Return each entry exactly, with none missing.
— START —
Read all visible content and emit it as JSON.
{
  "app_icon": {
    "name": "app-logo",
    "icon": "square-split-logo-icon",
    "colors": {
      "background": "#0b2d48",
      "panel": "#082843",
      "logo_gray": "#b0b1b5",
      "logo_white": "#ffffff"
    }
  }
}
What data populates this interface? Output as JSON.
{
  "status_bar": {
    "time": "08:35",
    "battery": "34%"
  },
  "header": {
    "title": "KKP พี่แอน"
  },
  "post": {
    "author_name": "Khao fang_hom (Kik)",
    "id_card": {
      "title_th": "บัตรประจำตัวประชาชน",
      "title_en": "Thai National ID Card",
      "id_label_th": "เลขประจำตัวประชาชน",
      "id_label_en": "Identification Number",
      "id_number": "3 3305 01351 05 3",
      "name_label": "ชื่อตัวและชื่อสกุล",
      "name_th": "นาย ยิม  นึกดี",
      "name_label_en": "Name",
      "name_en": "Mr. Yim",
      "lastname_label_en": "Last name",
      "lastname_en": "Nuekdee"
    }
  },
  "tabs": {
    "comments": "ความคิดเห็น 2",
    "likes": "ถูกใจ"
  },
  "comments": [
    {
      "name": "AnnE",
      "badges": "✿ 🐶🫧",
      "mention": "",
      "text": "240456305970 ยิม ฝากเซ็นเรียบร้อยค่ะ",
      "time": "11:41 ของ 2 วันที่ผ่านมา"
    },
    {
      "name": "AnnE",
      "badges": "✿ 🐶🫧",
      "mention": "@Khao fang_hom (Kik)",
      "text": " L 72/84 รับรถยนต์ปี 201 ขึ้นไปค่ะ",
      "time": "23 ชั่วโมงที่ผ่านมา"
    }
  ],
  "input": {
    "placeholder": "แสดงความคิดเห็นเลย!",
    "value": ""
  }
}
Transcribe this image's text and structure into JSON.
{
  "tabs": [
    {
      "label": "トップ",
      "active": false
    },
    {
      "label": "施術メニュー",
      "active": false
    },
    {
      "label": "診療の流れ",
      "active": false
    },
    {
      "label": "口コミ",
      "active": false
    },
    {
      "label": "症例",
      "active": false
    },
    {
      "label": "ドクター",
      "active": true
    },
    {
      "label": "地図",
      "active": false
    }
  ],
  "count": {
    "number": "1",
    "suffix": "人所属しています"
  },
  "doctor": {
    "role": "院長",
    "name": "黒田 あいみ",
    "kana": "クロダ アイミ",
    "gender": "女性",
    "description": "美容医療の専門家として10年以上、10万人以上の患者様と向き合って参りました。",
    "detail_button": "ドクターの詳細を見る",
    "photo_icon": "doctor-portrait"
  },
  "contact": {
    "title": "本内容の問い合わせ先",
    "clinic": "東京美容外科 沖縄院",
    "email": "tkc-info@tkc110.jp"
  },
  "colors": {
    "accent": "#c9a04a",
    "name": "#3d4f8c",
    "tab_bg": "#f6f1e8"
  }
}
— END —
§ Exercise solution
Read all visible content and emit it as JSON.
{
  "app_icon": {
    "name": "app-logo",
    "icon": "square-split-logo-icon",
    "colors": {
      "background": "#0b2d48",
      "panel": "#082843",
      "logo_gray": "#b0b1b5",
      "logo_white": "#ffffff"
    }
  }
}
What data populates this interface? Output as JSON.
{
  "status_bar": {
    "time": "08:35",
    "battery": "34%"
  },
  "header": {
    "title": "KKP พี่แอน"
  },
  "post": {
    "author_name": "Khao fang_hom (Kik)",
    "id_card": {
      "title_th": "บัตรประจำตัวประชาชน",
      "title_en": "Thai National ID Card",
      "id_label_th": "เลขประจำตัวประชาชน",
      "id_label_en": "Identification Number",
      "id_number": "3 3305 01351 05 3",
      "name_label": "ชื่อตัวและชื่อสกุล",
      "name_th": "นาย ยิม  นึกดี",
      "name_label_en": "Name",
      "name_en": "Mr. Yim",
      "lastname_label_en": "Last name",
      "lastname_en": "Nuekdee"
    }
  },
  "tabs": {
    "comments": "ความคิดเห็น 2",
    "likes": "ถูกใจ"
  },
  "comments": [
    {
      "name": "AnnE",
      "badges": "✿ 🐶🫧",
      "mention": "",
      "text": "240456305970 ยิม ฝากเซ็นเรียบร้อยค่ะ",
      "time": "11:41 ของ 2 วันที่ผ่านมา"
    },
    {
      "name": "AnnE",
      "badges": "✿ 🐶🫧",
      "mention": "@Khao fang_hom (Kik)",
      "text": " L 72/84 รับรถยนต์ปี 201 ขึ้นไปค่ะ",
      "time": "23 ชั่วโมงที่ผ่านมา"
    }
  ],
  "input": {
    "placeholder": "แสดงความคิดเห็นเลย!",
    "value": ""
  }
}
Transcribe this image's text and structure into JSON.
{
  "tabs": [
    {
      "label": "トップ",
      "active": false
    },
    {
      "label": "施術メニュー",
      "active": false
    },
    {
      "label": "診療の流れ",
      "active": false
    },
    {
      "label": "口コミ",
      "active": false
    },
    {
      "label": "症例",
      "active": false
    },
    {
      "label": "ドクター",
      "active": true
    },
    {
      "label": "地図",
      "active": false
    }
  ],
  "count": {
    "number": "1",
    "suffix": "人所属しています"
  },
  "doctor": {
    "role": "院長",
    "name": "黒田 あいみ",
    "kana": "クロダ アイミ",
    "gender": "女性",
    "description": "美容医療の専門家として10年以上、10万人以上の患者様と向き合って参りました。",
    "detail_button": "ドクターの詳細を見る",
    "photo_icon": "doctor-portrait"
  },
  "contact": {
    "title": "本内容の問い合わせ先",
    "clinic": "東京美容外科 沖縄院",
    "email": "tkc-info@tkc110.jp"
  },
  "colors": {
    "accent": "#c9a04a",
    "name": "#3d4f8c",
    "tab_bg": "#f6f1e8"
  }
}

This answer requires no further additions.